Aliás, a autocrítica é um dos pontos que geram tensões e viradas ao longo da história, especialmente quando as personagens mais jovens crescem. São elas que começam a mostrar que aquele espectro moral é bem mais complexo do que a primeira metade do livro faz pensar. Tom, Dessie, Una, Will, Abra, Aaron e Caleb. Tom, filho de Sam Hamilton, parece uma espécie de Liêvin (Anna Karênina) do velho oeste americano. Mais bruto que seu par russo, Tom é a manifestação da sensibilidade, da gentileza e também da força justa, que, ao contrário de Liêvin, jamais encontrará seu lugar. É comovente acompanhar sua tentativa de apenas ser, em um mundo tão árido, que parece tentar ensiná-lo que perfeição e bondade não andam lado a lado, sendo essa a principal lição do livro. E me sinto livre em falar de "lição", autorizada pelos temas tratados pelo próprio autor, na obra e fora dela.

Dessie e Una, são irmãs de Tom, filhas de Sam e Lizza. De Una, pouco é dito, pequena, curiosa e amada. Dessie, a mais querida, a borboleta da família. Nenhuma teve sorte no amor, mas reforça-se a partir delas, e também de Tom, a força do caráter bravo, silencioso e resiliente da família, o que é relevante para sentirmos compreensivamente o tamanho que as dores sofridas em silêncio podem alcançar e como podem justificar nosso comportamento presente e futuro.
────────
- Enunciado 1 -
No artigo, Tom é comparado a qual personagem de Anna Karênina?
- Enunciado 2 -
Copie o trecho do artigo de "Dessie e Una, são" até "presente e futuro.", trocando "borboleta" por "estrela".
Os registros não têm nenhuma relação com o artigo.

- Dados fornecidos -
────────
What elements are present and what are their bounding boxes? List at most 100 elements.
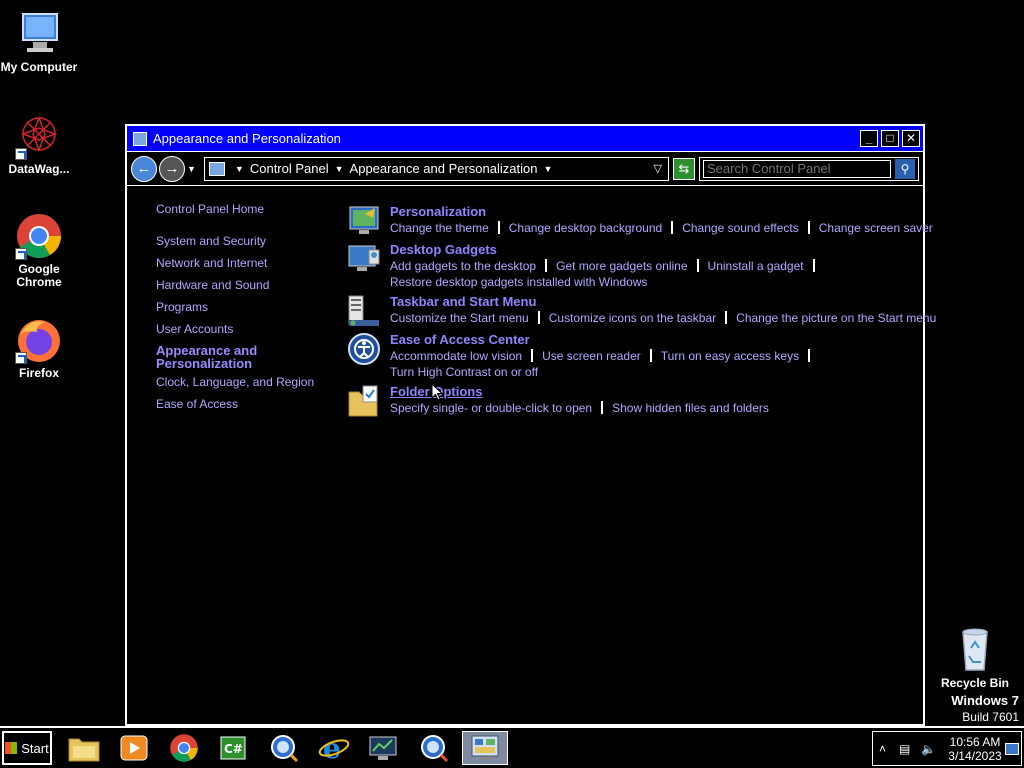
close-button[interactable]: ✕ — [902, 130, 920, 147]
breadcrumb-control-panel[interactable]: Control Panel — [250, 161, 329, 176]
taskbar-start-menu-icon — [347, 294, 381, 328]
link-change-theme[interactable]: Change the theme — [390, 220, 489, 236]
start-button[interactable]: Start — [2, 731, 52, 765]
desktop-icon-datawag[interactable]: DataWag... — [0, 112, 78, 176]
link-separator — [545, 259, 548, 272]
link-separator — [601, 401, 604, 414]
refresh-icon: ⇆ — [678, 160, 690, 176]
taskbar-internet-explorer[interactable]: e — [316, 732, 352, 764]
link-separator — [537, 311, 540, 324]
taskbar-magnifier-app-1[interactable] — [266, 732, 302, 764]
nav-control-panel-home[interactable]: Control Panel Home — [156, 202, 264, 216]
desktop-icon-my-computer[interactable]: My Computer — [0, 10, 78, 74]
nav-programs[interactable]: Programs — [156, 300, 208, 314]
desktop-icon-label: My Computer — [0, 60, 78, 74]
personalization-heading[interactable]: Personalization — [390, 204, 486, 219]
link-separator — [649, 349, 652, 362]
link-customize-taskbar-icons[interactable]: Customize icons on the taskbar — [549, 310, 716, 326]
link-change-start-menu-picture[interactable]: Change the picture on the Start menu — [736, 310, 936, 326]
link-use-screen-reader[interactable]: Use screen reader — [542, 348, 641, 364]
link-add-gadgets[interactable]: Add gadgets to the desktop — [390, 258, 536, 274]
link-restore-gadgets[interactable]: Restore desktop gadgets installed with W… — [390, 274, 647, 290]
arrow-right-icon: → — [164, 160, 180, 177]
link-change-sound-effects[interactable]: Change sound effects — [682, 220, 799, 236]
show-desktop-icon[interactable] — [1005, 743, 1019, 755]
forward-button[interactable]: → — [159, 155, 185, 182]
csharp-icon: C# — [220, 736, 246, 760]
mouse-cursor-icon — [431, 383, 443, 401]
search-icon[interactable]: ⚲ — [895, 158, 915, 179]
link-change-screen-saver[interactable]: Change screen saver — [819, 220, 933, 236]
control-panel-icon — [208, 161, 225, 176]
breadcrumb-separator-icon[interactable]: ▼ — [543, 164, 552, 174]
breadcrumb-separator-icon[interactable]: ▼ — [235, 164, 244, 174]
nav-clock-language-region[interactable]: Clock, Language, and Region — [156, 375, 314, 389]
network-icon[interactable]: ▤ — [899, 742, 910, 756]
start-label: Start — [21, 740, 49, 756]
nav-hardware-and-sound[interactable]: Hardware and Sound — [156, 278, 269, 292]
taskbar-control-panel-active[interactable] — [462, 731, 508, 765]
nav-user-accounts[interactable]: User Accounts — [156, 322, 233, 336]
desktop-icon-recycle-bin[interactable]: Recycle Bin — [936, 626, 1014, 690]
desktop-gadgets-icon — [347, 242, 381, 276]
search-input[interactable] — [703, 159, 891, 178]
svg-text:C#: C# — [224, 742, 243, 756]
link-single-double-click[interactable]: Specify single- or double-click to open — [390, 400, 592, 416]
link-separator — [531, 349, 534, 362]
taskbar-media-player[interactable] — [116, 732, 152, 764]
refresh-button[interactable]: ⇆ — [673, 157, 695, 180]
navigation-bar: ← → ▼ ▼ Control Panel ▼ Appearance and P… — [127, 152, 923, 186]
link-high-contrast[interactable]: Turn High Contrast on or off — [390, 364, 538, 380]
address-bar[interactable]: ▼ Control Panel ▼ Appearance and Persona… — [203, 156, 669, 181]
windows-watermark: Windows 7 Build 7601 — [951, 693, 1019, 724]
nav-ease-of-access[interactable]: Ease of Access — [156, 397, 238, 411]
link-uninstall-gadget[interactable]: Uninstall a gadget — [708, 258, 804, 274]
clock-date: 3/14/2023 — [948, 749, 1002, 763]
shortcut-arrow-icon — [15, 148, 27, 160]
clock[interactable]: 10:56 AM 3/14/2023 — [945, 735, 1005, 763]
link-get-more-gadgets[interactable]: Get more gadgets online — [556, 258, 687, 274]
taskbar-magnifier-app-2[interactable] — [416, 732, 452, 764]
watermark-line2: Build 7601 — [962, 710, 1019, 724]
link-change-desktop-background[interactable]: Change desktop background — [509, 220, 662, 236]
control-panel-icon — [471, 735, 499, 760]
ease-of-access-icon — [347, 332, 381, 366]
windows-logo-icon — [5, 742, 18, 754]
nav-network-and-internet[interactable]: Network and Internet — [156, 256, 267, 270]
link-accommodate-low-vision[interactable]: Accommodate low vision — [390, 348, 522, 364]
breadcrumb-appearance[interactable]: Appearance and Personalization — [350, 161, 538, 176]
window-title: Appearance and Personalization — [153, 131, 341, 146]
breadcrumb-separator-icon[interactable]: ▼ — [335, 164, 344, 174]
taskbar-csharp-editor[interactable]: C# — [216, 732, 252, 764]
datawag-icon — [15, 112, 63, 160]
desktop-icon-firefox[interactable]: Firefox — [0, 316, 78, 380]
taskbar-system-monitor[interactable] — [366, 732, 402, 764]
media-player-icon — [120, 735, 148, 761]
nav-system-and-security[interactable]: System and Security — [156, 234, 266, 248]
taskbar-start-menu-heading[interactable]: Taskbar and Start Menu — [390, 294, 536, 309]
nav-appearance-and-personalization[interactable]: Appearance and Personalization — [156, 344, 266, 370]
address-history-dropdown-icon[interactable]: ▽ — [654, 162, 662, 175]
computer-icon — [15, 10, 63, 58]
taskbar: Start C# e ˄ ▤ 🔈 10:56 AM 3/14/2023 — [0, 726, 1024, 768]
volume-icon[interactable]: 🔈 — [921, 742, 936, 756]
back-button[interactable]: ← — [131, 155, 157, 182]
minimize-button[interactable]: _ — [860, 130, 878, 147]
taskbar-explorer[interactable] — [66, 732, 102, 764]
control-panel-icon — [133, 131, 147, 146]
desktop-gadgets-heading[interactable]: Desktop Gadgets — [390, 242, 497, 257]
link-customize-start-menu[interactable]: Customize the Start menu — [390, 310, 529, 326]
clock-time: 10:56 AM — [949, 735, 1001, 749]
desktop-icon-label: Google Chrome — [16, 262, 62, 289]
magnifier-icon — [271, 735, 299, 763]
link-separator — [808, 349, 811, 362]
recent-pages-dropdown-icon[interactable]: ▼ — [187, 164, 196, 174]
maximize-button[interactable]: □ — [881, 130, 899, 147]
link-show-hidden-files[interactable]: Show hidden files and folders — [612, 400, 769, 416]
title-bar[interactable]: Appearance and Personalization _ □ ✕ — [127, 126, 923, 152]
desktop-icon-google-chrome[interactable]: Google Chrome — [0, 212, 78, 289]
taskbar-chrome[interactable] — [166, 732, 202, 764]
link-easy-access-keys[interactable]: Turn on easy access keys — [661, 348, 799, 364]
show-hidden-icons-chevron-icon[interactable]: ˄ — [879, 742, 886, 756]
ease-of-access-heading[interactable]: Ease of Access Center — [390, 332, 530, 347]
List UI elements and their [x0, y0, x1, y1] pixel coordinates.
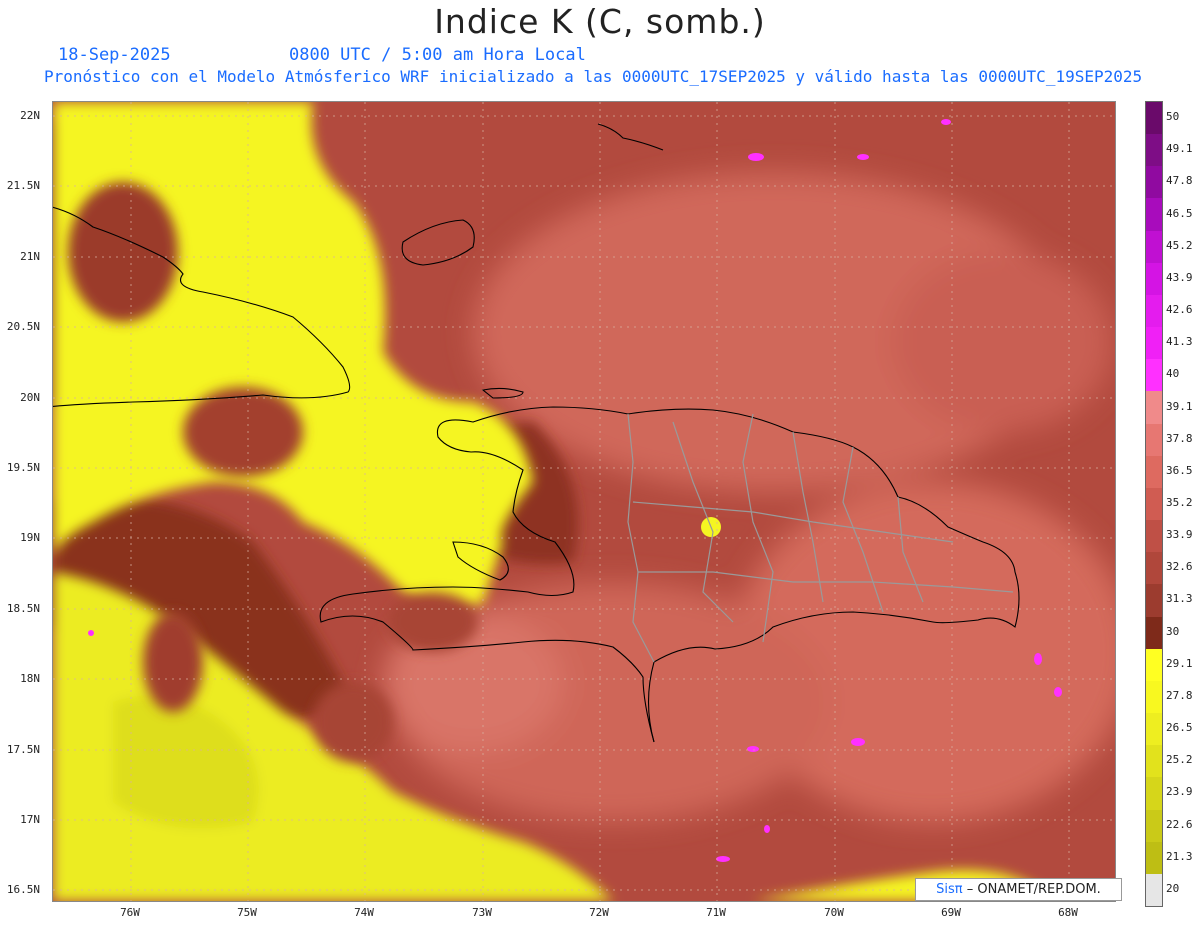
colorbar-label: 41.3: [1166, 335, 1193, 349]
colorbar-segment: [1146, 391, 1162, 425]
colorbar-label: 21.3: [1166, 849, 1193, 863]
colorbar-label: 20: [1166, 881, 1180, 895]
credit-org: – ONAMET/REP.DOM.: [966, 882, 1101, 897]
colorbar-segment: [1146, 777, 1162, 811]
────────
- Resposta correta 1 -
A Liêvin.

- Resposta correta 2 -
Dessie e Una, são irmãs de Tom, filhas de Sam e Lizza. De Una, pouco é dito, pequena, curiosa e amada. Dessie, a mais querida, a estrela da família. Nenhuma teve sorte no amor, mas reforça-se a partir delas, e também de Tom, a força do caráter bravo, silencioso e resiliente da família, o que é relevante para sentirmos compreensivamente o tamanho que as dores sofridas em silêncio podem alcançar e como podem justificar nosso comportamento presente e futuro.